» Task description
Pick up the account of the White Nights ball at the Catherine Palace after its final sentence and keep writing it.

» Document passage

Then double it, and double again. When describing the White Nights ball held in the Catherine Palace outside St Petersburg last weekend – less than 10 years since the collapse of Communism – no hyperbole seems to do justice to this bizarre new event in the Russian social calendar.
The scenes in the huge Throne Room at the magnificent 18th-century palace, designed by Bartolomeo Rastrelli for the Empress Catherine II, are opulent beyond all imagination. They seem to come not just from a different world, but from a different universe to the one inhabited by ordinary mortals in beautiful but mostly scruffy Petersburg – let alone the rest of this huge country.
As one guidebook notes: "The sensation of being in the Throne Room is incomparable. In imperial days, during a gala ball hosted by the Tsar, with hundreds of candles, magnificent music, and the opulence of the court, the experience of being in the room must have overwhelmed the senses."

» Supplied material
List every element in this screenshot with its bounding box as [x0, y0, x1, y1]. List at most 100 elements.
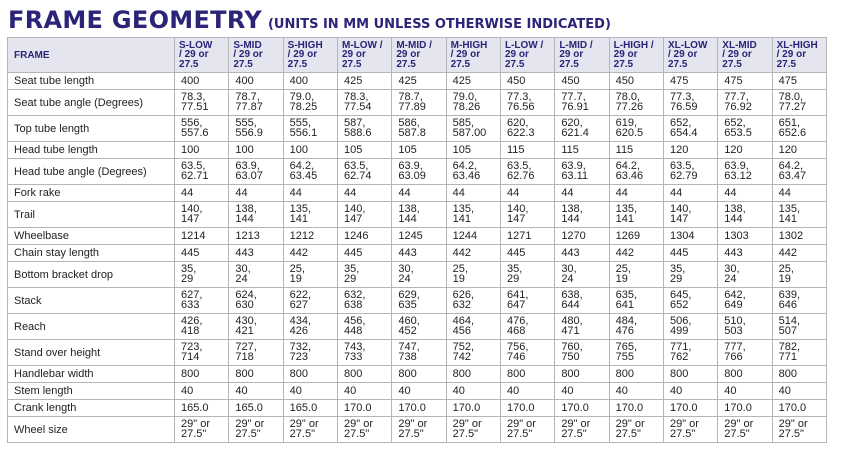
- table-cell: 170.0: [608, 399, 664, 417]
- table-cell: 40: [336, 382, 393, 400]
- cell-line: 138,: [235, 203, 257, 215]
- table-cell: 170.0: [662, 399, 719, 417]
- table-cell: 63.9, 63.07: [228, 158, 284, 185]
- cell-line: 144: [724, 212, 743, 225]
- table-cell: 747, 738: [391, 339, 447, 366]
- table-row: Crank length 165.0 165.0 165.0 170.0 170.0 170…: [6, 399, 828, 417]
- table-cell: 105: [391, 141, 447, 159]
- page-title: FRAME GEOMETRY (UNITS IN MM UNLESS OTHERW…: [8, 6, 611, 36]
- cell-line: 733: [344, 350, 363, 363]
- table-cell: 135, 141: [282, 201, 339, 228]
- cell-line: 77.26: [615, 100, 644, 113]
- table-cell: 63.5, 62.74: [336, 158, 393, 185]
- cell-line: 147: [669, 212, 689, 225]
- row-label: Reach: [6, 313, 176, 340]
- cell-line: 652.6: [778, 126, 807, 139]
- table-cell: 40: [771, 382, 828, 400]
- header-size-line: 27.5: [722, 58, 742, 70]
- table-cell: 170.0: [445, 399, 501, 417]
- table-cell: 140, 147: [499, 201, 556, 228]
- cell-line: 727,: [235, 341, 257, 353]
- cell-line: 35,: [181, 263, 197, 275]
- table-cell: 44: [282, 184, 339, 202]
- cell-line: 777,: [724, 341, 746, 353]
- cell-line: 626,: [452, 289, 475, 301]
- header-size-line: 29 or: [559, 49, 584, 61]
- cell-line: 30,: [724, 263, 740, 275]
- cell-line: 144: [235, 212, 254, 225]
- table-cell: 77.7, 76.92: [717, 89, 773, 116]
- cell-line: 448: [344, 324, 363, 337]
- table-cell: 35, 29: [662, 261, 719, 288]
- table-cell: 800: [282, 365, 339, 383]
- header-size-1: S-MID/ 29 or 27.5: [228, 37, 284, 73]
- cell-line: 63.9,: [235, 160, 260, 172]
- table-cell: 445: [662, 244, 719, 262]
- row-label: Head tube angle (Degrees): [6, 158, 176, 185]
- header-size-7: L-MID /29 or 27.5: [554, 37, 610, 73]
- cell-line: 588.6: [344, 126, 372, 139]
- header-size-line: 29 or: [504, 49, 529, 61]
- header-size-4: M-MID /29 or 27.5: [391, 37, 447, 73]
- cell-line: 556,: [181, 117, 203, 129]
- cell-line: 35,: [669, 263, 686, 275]
- cell-line: 63.09: [398, 169, 426, 182]
- table-cell: 105: [336, 141, 393, 159]
- table-cell: 510, 503: [717, 313, 773, 340]
- table-cell: 585, 587.00: [445, 115, 501, 142]
- header-size-line: L-LOW /: [504, 39, 544, 51]
- cell-line: 755: [615, 350, 634, 363]
- table-cell: 443: [717, 244, 773, 262]
- table-cell: 443: [228, 244, 284, 262]
- cell-line: 627,: [181, 289, 203, 301]
- cell-line: 29" or: [669, 418, 699, 430]
- cell-line: 77.7,: [561, 91, 586, 103]
- table-cell: 64.2, 63.47: [771, 158, 828, 185]
- table-cell: 100: [174, 141, 230, 159]
- cell-line: 642,: [724, 289, 746, 301]
- table-cell: 450: [554, 72, 610, 90]
- table-header-row: FRAME S-LOW/ 29 or 27.5 S-MID/ 29 or 27.5 S-…: [6, 37, 828, 73]
- table-row: Wheel size 29" or 27.5" 29" or 27.5" 29" or 27…: [6, 416, 828, 443]
- table-cell: 800: [717, 365, 773, 383]
- table-cell: 165.0: [282, 399, 339, 417]
- cell-line: 418: [181, 324, 200, 337]
- table-cell: 79.0, 78.26: [445, 89, 501, 116]
- table-cell: 445: [499, 244, 556, 262]
- cell-line: 503: [724, 324, 743, 337]
- table-cell: 135, 141: [608, 201, 664, 228]
- cell-line: 24: [398, 272, 411, 285]
- cell-line: 135,: [289, 203, 312, 215]
- cell-line: 76.59: [669, 100, 698, 113]
- cell-line: 64.2,: [615, 160, 641, 172]
- table-cell: 170.0: [554, 399, 610, 417]
- cell-line: 27.5": [778, 427, 804, 440]
- cell-line: 78.0,: [615, 91, 641, 103]
- table-cell: 800: [445, 365, 501, 383]
- table-cell: 79.0, 78.25: [282, 89, 339, 116]
- row-label: Wheelbase: [6, 227, 176, 245]
- table-cell: 777, 766: [717, 339, 773, 366]
- table-cell: 115: [608, 141, 664, 159]
- cell-line: 76.92: [724, 100, 752, 113]
- cell-line: 651,: [778, 117, 801, 129]
- cell-line: 771: [778, 350, 797, 363]
- cell-line: 27.5": [506, 427, 533, 440]
- table-cell: 40: [282, 382, 339, 400]
- table-cell: 771, 762: [662, 339, 719, 366]
- table-cell: 63.9, 63.12: [717, 158, 773, 185]
- table-cell: 727, 718: [228, 339, 284, 366]
- cell-line: 25,: [778, 263, 794, 275]
- table-cell: 1245: [391, 227, 447, 245]
- cell-line: 762: [669, 350, 689, 363]
- cell-line: 29" or: [724, 418, 754, 430]
- cell-line: 63.9,: [724, 160, 749, 172]
- table-cell: 25, 19: [445, 261, 501, 288]
- table-cell: 25, 19: [608, 261, 664, 288]
- table-row: Seat tube angle (Degrees) 78.3, 77.51 78.7,…: [6, 89, 828, 116]
- table-cell: 450: [499, 72, 556, 90]
- table-cell: 430, 421: [228, 313, 284, 340]
- cell-line: 476,: [506, 315, 529, 327]
- table-cell: 480, 471: [554, 313, 610, 340]
- table-cell: 426, 418: [174, 313, 230, 340]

» Response below
It again does. Beneath the huge Venetian ceiling paintings, 700 lamps shine out from chandeliers in a room where everything gleams gold – a gold reflected and amplified by huge mirrors between the windows that look out on to Alexander Park. The tables are piled high with rich bouquets; there is a swirling of black and scarlet silk and satin and the flash of brilliant diamonds, as the guests – the country's political, artistic, and business élite – search out each other in one great social whirl. We enter the palace – whose windows, just before midnight on one of Petersburg's famous white nights, blaze crimson with the reflection of the not-quite setting sun – moving through sweeping lawns along a path flanked by blazing torches and footmen in blue tricorn hats and scarlet breeches. Up the sweeping marble staircase and into the Throne Room, where dinner includes, naturally, copious amounts of caviar, vodka and champagne.
During dinner, music and dancing is performed by leading members of the Kirov (as the opera and ballet company is still known abroad; at home, it has returned to its pre- revolutionary name, the Mariinsky Theatre).
And, at the centre of all this, the guest of honour. To quote War and Peace again: "There was a sudden stir: a whisper ran through the assembly, which pressed forward and back, separating into two rows down the middle of which walked the Emperor to the strains of the orchestra, which struck up at once."
When Vladimir Putin arrived with his guests, the entire ballroom rose to its feet for an ovation. As at Natasha Rostov's ball, "several persons dashed backwards and forwards, their faces transformed".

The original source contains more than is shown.